_SOURCE PASSAGE_
Not to worry, though, Davaoenos, Tola is not a fine dining restaurant. It’s no secret that the residents of this easy-going city are creatures of habit. Chris iterates the region’s specialities – tuna panga, or the fatty jaw of the region’s plentiful fish, for example – can still be found in the decades-old Luz Kinilaw, a streetside institution that old-timers remain loyal to and continue to frequent. This didn’t deter him – nor his partners at Big Hero 5 Corporation: his cousin, Kim Pamintuan; entrepreneur couple Vince and Tricie Arcenas; and chef Kenneth Villaluz – from engaging the bidding war to acquire the old Balay Oboza. They had, after all, already set up shop in the first floor of the ancestral home with their five-year-old Huckleberry Southern Kitchen and Bar drawing a foodie (though still more boozy) crowd that is learning to eat fresh oysters at the bar.

_SUPPLIED INFORMATION_

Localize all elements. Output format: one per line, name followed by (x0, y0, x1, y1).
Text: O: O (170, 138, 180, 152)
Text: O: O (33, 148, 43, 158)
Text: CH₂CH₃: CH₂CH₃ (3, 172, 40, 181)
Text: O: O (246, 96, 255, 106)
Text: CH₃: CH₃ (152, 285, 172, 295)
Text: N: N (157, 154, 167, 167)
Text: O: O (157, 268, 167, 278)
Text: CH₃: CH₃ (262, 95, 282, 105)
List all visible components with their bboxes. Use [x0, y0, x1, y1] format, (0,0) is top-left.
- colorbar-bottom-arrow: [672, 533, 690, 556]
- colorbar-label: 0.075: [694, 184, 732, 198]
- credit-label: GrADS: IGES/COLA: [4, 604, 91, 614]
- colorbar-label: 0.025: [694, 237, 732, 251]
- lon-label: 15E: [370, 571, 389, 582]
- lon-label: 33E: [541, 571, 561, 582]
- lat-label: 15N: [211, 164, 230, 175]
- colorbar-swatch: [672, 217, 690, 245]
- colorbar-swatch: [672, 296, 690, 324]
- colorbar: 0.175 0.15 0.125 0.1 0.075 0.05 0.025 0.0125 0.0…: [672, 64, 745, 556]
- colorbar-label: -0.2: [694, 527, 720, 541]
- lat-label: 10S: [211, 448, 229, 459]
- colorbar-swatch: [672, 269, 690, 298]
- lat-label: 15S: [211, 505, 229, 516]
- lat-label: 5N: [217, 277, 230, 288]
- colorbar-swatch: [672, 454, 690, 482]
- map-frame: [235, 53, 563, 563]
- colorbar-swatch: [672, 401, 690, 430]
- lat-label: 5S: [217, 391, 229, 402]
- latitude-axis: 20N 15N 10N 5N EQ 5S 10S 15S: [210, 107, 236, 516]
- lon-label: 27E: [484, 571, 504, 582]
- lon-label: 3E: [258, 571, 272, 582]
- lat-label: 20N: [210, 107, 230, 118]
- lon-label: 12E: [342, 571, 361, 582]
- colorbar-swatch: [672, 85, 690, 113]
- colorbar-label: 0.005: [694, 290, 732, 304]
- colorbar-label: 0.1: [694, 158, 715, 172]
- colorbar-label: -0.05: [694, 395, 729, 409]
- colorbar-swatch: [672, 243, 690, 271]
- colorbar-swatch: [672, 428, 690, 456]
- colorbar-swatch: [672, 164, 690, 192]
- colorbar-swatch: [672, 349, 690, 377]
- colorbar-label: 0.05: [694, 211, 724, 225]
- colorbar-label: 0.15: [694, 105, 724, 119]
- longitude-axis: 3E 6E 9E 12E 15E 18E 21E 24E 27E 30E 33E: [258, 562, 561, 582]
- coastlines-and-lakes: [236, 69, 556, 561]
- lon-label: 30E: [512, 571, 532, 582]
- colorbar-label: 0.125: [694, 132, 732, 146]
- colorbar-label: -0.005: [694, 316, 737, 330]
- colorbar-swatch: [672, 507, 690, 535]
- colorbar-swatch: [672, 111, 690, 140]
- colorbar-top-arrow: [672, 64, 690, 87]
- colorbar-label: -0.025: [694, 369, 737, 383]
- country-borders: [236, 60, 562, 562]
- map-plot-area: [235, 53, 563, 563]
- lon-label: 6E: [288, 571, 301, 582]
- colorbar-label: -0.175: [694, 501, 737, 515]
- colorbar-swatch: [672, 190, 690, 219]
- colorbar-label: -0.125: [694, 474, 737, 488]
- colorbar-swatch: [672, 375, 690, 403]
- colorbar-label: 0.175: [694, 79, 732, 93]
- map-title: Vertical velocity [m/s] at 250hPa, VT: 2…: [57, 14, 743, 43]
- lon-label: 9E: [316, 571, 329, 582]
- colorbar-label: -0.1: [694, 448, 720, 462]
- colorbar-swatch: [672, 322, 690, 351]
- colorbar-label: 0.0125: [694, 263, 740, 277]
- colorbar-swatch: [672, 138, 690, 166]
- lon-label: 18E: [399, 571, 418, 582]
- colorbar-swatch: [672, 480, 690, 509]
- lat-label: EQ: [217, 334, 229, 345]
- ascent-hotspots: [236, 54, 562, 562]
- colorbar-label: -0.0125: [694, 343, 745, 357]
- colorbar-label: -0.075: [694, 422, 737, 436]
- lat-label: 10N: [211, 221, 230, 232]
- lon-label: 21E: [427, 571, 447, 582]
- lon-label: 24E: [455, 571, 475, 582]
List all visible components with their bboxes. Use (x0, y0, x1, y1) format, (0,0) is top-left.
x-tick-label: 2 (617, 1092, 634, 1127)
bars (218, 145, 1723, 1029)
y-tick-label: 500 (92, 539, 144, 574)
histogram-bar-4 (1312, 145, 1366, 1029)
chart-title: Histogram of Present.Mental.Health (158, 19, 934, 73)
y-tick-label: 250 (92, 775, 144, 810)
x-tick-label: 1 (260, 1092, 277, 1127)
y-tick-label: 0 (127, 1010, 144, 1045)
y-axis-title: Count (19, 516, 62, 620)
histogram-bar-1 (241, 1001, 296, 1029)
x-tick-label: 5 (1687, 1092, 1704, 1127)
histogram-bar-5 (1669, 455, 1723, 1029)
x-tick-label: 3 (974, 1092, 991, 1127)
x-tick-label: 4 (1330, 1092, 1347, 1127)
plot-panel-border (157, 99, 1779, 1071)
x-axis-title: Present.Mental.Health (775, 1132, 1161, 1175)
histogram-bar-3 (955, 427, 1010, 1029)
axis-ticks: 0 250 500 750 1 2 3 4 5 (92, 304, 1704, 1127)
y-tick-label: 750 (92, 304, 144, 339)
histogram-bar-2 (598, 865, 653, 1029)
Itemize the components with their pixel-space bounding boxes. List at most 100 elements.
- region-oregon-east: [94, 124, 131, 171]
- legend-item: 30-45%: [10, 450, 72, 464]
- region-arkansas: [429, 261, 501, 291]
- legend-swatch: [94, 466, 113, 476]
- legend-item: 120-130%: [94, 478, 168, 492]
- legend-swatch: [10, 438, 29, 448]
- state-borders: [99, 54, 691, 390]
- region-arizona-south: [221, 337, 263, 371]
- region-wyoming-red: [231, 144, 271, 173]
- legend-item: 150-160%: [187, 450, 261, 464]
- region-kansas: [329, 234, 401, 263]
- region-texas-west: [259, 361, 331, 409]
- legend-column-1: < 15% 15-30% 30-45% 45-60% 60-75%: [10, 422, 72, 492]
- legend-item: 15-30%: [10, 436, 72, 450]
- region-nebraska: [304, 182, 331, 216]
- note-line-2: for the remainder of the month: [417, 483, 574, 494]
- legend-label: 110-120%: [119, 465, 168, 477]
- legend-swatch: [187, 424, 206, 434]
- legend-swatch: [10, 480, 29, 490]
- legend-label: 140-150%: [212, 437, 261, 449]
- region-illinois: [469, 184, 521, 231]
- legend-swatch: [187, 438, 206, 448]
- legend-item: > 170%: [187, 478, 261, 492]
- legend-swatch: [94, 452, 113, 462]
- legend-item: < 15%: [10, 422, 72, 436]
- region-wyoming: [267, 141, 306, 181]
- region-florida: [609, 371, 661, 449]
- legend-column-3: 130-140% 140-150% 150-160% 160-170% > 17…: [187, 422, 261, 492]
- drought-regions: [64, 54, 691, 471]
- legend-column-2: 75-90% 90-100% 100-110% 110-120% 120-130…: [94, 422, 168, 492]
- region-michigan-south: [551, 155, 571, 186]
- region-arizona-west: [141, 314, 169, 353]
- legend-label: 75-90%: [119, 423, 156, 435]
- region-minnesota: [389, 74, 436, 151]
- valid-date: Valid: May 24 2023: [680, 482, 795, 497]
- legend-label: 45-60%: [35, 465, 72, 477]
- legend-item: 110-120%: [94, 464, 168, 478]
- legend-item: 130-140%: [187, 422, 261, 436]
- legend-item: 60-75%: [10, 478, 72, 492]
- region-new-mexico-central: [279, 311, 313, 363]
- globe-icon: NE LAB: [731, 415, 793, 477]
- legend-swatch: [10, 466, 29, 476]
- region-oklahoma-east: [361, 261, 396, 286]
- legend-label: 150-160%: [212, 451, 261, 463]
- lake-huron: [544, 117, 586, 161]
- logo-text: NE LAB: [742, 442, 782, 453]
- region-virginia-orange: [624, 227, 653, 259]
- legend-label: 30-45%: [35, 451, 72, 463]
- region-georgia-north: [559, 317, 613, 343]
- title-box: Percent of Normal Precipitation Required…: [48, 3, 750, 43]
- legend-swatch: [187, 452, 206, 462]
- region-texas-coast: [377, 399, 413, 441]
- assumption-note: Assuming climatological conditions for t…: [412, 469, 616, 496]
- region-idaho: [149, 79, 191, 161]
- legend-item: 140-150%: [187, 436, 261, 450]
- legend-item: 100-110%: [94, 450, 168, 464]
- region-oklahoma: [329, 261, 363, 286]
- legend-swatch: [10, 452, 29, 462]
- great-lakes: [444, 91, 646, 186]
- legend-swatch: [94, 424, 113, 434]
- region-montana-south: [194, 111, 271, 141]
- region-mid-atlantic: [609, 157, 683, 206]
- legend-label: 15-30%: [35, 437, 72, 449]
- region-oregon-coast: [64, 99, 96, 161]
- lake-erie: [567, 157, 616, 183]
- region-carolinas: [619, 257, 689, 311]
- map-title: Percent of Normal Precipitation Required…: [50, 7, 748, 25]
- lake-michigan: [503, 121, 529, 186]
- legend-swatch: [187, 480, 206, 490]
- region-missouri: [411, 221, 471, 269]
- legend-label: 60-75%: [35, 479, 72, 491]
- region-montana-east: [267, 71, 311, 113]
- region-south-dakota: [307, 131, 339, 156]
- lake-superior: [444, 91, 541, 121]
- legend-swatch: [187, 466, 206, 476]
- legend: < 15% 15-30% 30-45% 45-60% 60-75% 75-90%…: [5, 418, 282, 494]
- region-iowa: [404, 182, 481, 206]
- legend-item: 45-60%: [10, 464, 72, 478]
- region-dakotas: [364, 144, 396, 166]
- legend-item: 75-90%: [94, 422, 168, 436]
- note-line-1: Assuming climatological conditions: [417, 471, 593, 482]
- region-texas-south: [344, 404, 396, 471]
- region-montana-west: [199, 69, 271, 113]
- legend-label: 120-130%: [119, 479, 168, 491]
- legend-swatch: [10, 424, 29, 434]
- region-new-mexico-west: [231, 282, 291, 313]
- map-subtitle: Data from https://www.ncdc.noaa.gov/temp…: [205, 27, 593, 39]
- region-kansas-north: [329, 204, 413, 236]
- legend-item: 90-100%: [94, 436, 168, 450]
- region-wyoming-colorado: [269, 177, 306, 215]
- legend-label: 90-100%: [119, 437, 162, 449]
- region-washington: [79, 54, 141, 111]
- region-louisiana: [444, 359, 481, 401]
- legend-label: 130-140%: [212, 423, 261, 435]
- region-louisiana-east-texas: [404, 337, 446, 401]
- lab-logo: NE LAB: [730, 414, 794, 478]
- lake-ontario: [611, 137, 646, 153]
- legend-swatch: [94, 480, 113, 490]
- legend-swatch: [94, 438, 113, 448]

_TO-DO LIST_
- 1) From the passage on the Davao restaurant Tola, copy the words starting with "Not to worry, though, Davaoenos, Tola" and ending after "at the bar.".
- 2) Answer these questions from the passage on Tola:
(a) What is the name of the decades-old streetside institution that old-timers remain loyal to?
(b) What is tuna panga?
(c) How old is Huckleberry Southern Kitchen and Bar?
- 3) Write the next part of the passage on the Davao restaurant Tola, starting after its last sentence.

_RESPONSES_
- 1)
Not to worry, though, Davaoenos, Tola is not a fine dining restaurant. It’s no secret that the residents of this easy-going city are creatures of habit. Chris iterates the region’s specialities – tuna panga, or the fatty jaw of the region’s plentiful fish, for example – can still be found in the decades-old Luz Kinilaw, a streetside institution that old-timers remain loyal to and continue to frequent. This didn’t deter him – nor his partners at Big Hero 5 Corporation: his cousin, Kim Pamintuan; entrepreneur couple Vince and Tricie Arcenas; and chef Kenneth Villaluz – from engaging the bidding war to acquire the old Balay Oboza. They had, after all, already set up shop in the first floor of the ancestral home with their five-year-old Huckleberry Southern Kitchen and Bar drawing a foodie (though still more boozy) crowd that is learning to eat fresh oysters at the bar.

- 2)
(a) Luz Kinilaw
(b) The fatty jaw of the region's plentiful fish
(c) Five years old

- 3)
Their concept was classic Davaoeno: simple, straightforward, and delicious. With the success of Huck paired with each of the Big Hero 5 Corp.’s industry repertoire – Chris is the CEO & President of The Apo View Hotel, and investor-partner at San Francisco’s Hog & Rocks, which is among the Top 100 Bay Area Restaurants list of Michael Bauer; Vince and Tricie are seasoned restaurateurs with Salutti, Cellar de Oboza, and Cellar de Boca under their belt; Kim, alongside Chris, owns Siargao’s Cantina Luna and is currently setting up for the opening of his boutique hotel, Kaza, on the island; and, Kenneth also owned and created the innovative dishes of progressive Filipino restaurant Tiago in Quezon City before moving to Davao – an elegant venue for a well-executed idea seemed par for the course.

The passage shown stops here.